_REQUIRED WORK_
Would you pull out every line of the material that contains the string "ネガティブイメージ両方選択"?

* Start EXTRACTED INFORMATION *

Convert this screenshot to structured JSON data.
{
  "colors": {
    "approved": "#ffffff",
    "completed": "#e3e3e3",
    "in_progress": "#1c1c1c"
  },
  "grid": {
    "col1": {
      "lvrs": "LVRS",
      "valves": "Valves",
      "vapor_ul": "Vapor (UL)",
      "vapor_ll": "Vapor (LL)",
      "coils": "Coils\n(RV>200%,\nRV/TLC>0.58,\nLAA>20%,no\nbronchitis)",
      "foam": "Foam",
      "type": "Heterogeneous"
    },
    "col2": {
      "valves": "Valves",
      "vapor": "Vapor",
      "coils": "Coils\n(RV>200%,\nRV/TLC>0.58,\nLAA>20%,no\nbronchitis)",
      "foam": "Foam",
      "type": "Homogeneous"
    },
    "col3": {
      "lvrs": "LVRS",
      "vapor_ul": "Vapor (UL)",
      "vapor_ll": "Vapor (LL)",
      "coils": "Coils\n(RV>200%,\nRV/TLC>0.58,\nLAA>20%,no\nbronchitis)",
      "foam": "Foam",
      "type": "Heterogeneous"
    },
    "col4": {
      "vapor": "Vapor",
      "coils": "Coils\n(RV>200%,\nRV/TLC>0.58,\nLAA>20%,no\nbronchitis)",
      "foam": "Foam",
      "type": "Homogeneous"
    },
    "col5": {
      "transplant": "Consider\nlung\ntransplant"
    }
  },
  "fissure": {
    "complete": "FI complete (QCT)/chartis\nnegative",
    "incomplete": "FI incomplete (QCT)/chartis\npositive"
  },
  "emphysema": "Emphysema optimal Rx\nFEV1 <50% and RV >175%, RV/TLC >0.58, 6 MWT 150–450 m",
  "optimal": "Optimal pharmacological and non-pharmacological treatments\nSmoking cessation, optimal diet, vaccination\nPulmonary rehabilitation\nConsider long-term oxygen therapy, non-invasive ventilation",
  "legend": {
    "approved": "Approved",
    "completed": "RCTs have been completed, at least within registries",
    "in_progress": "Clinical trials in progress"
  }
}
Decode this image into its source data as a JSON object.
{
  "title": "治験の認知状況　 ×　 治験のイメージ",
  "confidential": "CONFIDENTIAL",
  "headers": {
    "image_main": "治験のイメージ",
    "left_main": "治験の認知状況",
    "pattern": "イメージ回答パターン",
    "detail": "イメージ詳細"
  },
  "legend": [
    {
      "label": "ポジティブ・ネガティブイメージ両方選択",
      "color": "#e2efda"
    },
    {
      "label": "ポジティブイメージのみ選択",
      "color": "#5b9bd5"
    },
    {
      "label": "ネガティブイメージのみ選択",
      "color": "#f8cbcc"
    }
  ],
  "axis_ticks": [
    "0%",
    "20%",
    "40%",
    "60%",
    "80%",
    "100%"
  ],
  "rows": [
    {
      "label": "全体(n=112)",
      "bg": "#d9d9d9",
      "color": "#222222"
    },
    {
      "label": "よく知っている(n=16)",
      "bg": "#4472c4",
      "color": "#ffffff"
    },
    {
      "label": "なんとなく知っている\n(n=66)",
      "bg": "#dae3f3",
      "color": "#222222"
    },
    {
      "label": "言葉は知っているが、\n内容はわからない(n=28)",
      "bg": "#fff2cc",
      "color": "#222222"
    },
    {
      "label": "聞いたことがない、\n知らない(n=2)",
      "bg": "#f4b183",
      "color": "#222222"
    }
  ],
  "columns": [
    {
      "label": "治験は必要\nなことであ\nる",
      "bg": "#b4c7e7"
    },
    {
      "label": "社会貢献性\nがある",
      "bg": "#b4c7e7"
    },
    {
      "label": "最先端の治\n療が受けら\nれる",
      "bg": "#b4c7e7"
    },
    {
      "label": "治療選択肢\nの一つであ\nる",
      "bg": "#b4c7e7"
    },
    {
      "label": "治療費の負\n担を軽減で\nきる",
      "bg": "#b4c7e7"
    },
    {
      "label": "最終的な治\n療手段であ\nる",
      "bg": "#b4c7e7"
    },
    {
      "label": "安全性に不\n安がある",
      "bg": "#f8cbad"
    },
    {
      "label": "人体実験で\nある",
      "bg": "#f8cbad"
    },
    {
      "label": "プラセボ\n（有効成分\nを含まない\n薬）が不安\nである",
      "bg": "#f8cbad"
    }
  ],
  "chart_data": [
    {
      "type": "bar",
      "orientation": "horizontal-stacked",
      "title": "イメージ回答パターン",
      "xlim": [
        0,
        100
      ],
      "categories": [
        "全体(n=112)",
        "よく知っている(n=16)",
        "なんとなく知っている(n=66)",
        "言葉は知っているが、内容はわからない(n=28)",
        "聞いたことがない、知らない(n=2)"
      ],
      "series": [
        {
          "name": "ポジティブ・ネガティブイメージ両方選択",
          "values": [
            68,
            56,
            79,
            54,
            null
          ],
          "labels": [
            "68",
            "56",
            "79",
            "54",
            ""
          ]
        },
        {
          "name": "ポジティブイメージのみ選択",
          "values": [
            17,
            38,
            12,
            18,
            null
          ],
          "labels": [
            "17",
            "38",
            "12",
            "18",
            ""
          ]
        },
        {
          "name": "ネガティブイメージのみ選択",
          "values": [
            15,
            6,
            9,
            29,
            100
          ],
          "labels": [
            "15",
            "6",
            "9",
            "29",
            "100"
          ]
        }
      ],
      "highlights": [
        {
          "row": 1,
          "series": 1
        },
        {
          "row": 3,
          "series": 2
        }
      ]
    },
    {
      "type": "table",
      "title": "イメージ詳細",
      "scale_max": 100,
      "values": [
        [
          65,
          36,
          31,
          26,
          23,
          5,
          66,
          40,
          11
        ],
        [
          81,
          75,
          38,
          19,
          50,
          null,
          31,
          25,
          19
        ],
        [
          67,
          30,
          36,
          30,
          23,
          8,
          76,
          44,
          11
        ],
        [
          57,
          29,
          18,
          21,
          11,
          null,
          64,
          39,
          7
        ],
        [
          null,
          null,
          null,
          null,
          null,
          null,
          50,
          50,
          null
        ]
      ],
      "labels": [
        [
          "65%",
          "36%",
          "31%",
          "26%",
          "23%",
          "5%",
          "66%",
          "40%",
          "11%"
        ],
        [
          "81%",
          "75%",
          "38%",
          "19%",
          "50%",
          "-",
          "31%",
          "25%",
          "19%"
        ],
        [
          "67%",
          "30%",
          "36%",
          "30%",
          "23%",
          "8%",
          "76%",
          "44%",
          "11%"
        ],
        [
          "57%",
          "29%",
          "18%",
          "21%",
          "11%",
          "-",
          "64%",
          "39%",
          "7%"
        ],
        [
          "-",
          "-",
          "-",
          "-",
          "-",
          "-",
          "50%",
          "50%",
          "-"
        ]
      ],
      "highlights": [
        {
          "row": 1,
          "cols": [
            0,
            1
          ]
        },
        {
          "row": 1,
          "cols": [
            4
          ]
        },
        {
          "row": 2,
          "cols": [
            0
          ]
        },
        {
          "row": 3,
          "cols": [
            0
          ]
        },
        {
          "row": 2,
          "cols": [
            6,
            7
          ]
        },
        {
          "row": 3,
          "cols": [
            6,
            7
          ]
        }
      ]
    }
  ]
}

* End EXTRACTED INFORMATION *

_COMPLETED EXERCISE_
      "label": "ポジティブ・ネガティブイメージ両方選択",
          "name": "ポジティブ・ネガティブイメージ両方選択",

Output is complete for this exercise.